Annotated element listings
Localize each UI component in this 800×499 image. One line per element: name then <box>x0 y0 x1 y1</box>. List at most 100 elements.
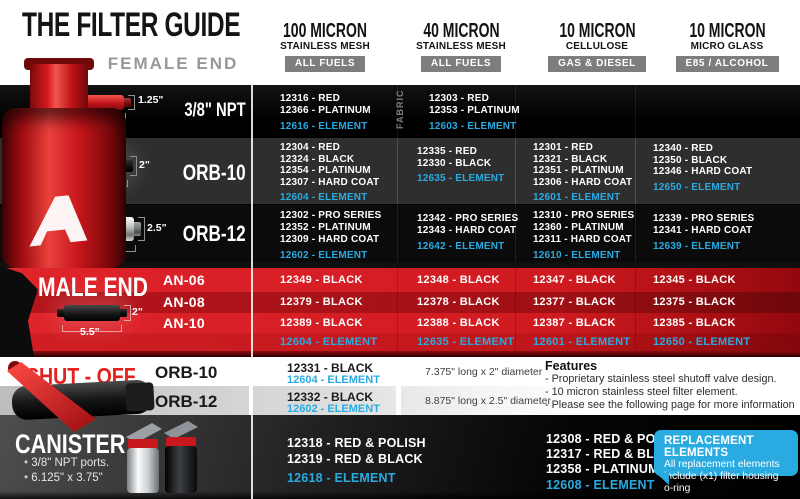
element-part-number: 12601 - ELEMENT <box>533 192 621 203</box>
aeromotive-logo-mark <box>29 195 88 247</box>
media-type: STAINLESS MESH <box>280 41 370 52</box>
element-part-number: 12635 - ELEMENT <box>417 336 515 348</box>
row-label-npt: 3/8" NPT <box>184 100 246 121</box>
dimensions-note: 7.375" long x 2" diameter <box>425 366 543 378</box>
row-npt: 1.25" 3.5" 3/8" NPT 12316 - RED 12366 - … <box>0 85 800 137</box>
part-number: 12350 - BLACK <box>653 154 728 166</box>
canister-product-images <box>126 421 198 493</box>
dimension-line <box>124 305 131 321</box>
callout-line: All replacement elements <box>664 459 780 470</box>
callout-title: REPLACEMENT ELEMENTS <box>664 435 754 459</box>
part-number: 12303 - RED <box>429 93 490 104</box>
section-male-end: 12349 - BLACK 12348 - BLACK 12347 - BLAC… <box>0 262 800 357</box>
element-part-number: 12639 - ELEMENT <box>653 241 741 252</box>
element-part-number: 12604 - ELEMENT <box>280 192 368 203</box>
part-number: 12340 - RED <box>653 143 714 154</box>
part-number: 12307 - HARD COAT <box>280 176 380 188</box>
part-number: 12310 - PRO SERIES <box>533 210 635 221</box>
canister-bullet: 3/8" NPT ports. <box>24 457 109 469</box>
male-filter-product-image <box>64 305 120 321</box>
part-number: 12346 - HARD COAT <box>653 166 753 177</box>
part-number: 12321 - BLACK <box>533 153 608 165</box>
column-header-10-micron-micro-glass: 10 MICRON MICRO GLASS E85 / ALCOHOL <box>660 21 794 72</box>
canister-bullet: 6.125" x 3.75" <box>24 472 102 484</box>
media-type: STAINLESS MESH <box>416 41 506 52</box>
dimension-line <box>138 217 145 241</box>
part-number: 12343 - HARD COAT <box>417 225 517 236</box>
dimension-height: 2" <box>139 159 150 171</box>
part-number: 12345 - BLACK <box>653 274 736 286</box>
column-header-100-micron: 100 MICRON STAINLESS MESH ALL FUELS <box>252 20 398 72</box>
part-number: 12375 - BLACK <box>653 296 736 308</box>
part-number: 12347 - BLACK <box>533 274 616 286</box>
part-number: 12324 - BLACK <box>280 153 355 165</box>
row-label-orb10: ORB-10 <box>183 160 246 185</box>
part-number: 12360 - PLATINUM <box>533 222 624 233</box>
part-number: 12388 - BLACK <box>417 317 500 329</box>
element-part-number: 12603 - ELEMENT <box>429 121 517 132</box>
element-part-number: 12602 - ELEMENT <box>280 250 368 261</box>
cell-npt-100micron: 12316 - RED 12366 - PLATINUM 12616 - ELE… <box>252 85 397 137</box>
row-male-elements: 12604 - ELEMENT 12635 - ELEMENT 12601 - … <box>0 333 800 351</box>
part-number: 12341 - HARD COAT <box>653 225 753 236</box>
element-part-number: 12608 - ELEMENT <box>546 478 655 492</box>
fuel-badge: GAS & DIESEL <box>548 56 646 72</box>
row-label-shutoff-orb12: ORB-12 <box>155 392 218 411</box>
dimension-line <box>128 95 135 110</box>
part-number: 12317 - RED & BLACK <box>546 447 682 461</box>
shutoff-valve-product-image <box>7 361 155 432</box>
element-part-number: 12604 - ELEMENT <box>287 374 380 386</box>
element-part-number: 12650 - ELEMENT <box>653 181 741 193</box>
element-part-number: 12602 - ELEMENT <box>287 403 380 415</box>
part-number: 12309 - HARD COAT <box>280 234 380 245</box>
features-list: Features - Proprietary stainless steel s… <box>545 359 797 413</box>
replacement-elements-callout: REPLACEMENT ELEMENTS All replacement ele… <box>654 430 798 494</box>
row-label-orb12: ORB-12 <box>183 221 246 246</box>
cell-orb12-100micron: 12302 - PRO SERIES 12352 - PLATINUM 1230… <box>252 205 397 262</box>
row-label-shutoff-orb10: ORB-10 <box>155 363 218 382</box>
callout-line: include (x1) filter housing o-ring <box>664 471 779 494</box>
micron-rating: 10 MICRON <box>558 20 636 42</box>
row-an06: 12349 - BLACK 12348 - BLACK 12347 - BLAC… <box>0 268 800 292</box>
dimension-length: 5.5" <box>80 326 100 338</box>
element-part-number: 12618 - ELEMENT <box>287 471 396 485</box>
part-number: 12306 - HARD COAT <box>533 176 633 188</box>
part-number: 12331 - BLACK <box>287 361 374 375</box>
cell-orb10-micro-glass: 12340 - RED 12350 - BLACK 12346 - HARD C… <box>635 138 800 204</box>
part-number: 12316 - RED <box>280 93 341 104</box>
part-number: 12385 - BLACK <box>653 317 736 329</box>
fuel-badge: ALL FUELS <box>420 56 502 72</box>
part-number: 12351 - PLATINUM <box>533 165 624 176</box>
dimension-height: 2" <box>132 306 143 318</box>
feature-item: - Proprietary stainless steel shutoff va… <box>545 373 777 385</box>
callout-tail <box>656 473 669 485</box>
feature-item: - Please see the following page for more… <box>545 399 795 412</box>
cell-orb12-micro-glass: 12339 - PRO SERIES 12341 - HARD COAT 126… <box>635 205 800 262</box>
dimension-line <box>130 156 137 176</box>
features-title: Features <box>545 359 598 373</box>
label-column-divider <box>251 85 253 499</box>
cell-orb10-cellulose: 12301 - RED 12321 - BLACK 12351 - PLATIN… <box>515 138 635 204</box>
element-part-number: 12601 - ELEMENT <box>533 336 631 348</box>
part-number: 12335 - RED <box>417 146 478 157</box>
part-number: 12352 - PLATINUM <box>280 222 371 233</box>
part-number: 12330 - BLACK <box>417 157 492 169</box>
micron-rating: 100 MICRON <box>282 20 368 42</box>
part-number: 12378 - BLACK <box>417 296 500 308</box>
part-number: 12311 - HARD COAT <box>533 234 632 245</box>
cell-orb12-40micron: 12342 - PRO SERIES 12343 - HARD COAT 126… <box>397 205 518 262</box>
part-number: 12349 - BLACK <box>280 274 363 286</box>
page-title: THE FILTER GUIDE <box>22 6 241 44</box>
part-number: 12304 - RED <box>280 142 341 153</box>
part-number: 12377 - BLACK <box>533 296 616 308</box>
media-type: CELLULOSE <box>565 41 629 52</box>
row-an10: 12389 - BLACK 12388 - BLACK 12387 - BLAC… <box>0 313 800 333</box>
column-header-10-micron-cellulose: 10 MICRON CELLULOSE GAS & DIESEL <box>530 20 664 72</box>
micron-rating: 40 MICRON <box>422 20 500 42</box>
dimension-line <box>62 325 122 332</box>
element-part-number: 12616 - ELEMENT <box>280 121 368 132</box>
part-number: 12358 - PLATINUM <box>546 462 659 476</box>
element-part-number: 12650 - ELEMENT <box>653 336 751 348</box>
media-type: MICRO GLASS <box>690 41 764 52</box>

- [Prompt]
Pick out every line above containing the string "PLATINUM" and copy each one.

- [Full response]
part-number: 12360 - PLATINUM <box>533 222 624 233</box>
cell-npt-100micron: 12316 - RED 12366 - PLATINUM 12616 - ELE… <box>252 85 397 137</box>
cell-orb12-100micron: 12302 - PRO SERIES 12352 - PLATINUM 1230… <box>252 205 397 262</box>
part-number: 12351 - PLATINUM <box>533 165 624 176</box>
part-number: 12352 - PLATINUM <box>280 222 371 233</box>
part-number: 12358 - PLATINUM <box>546 462 659 476</box>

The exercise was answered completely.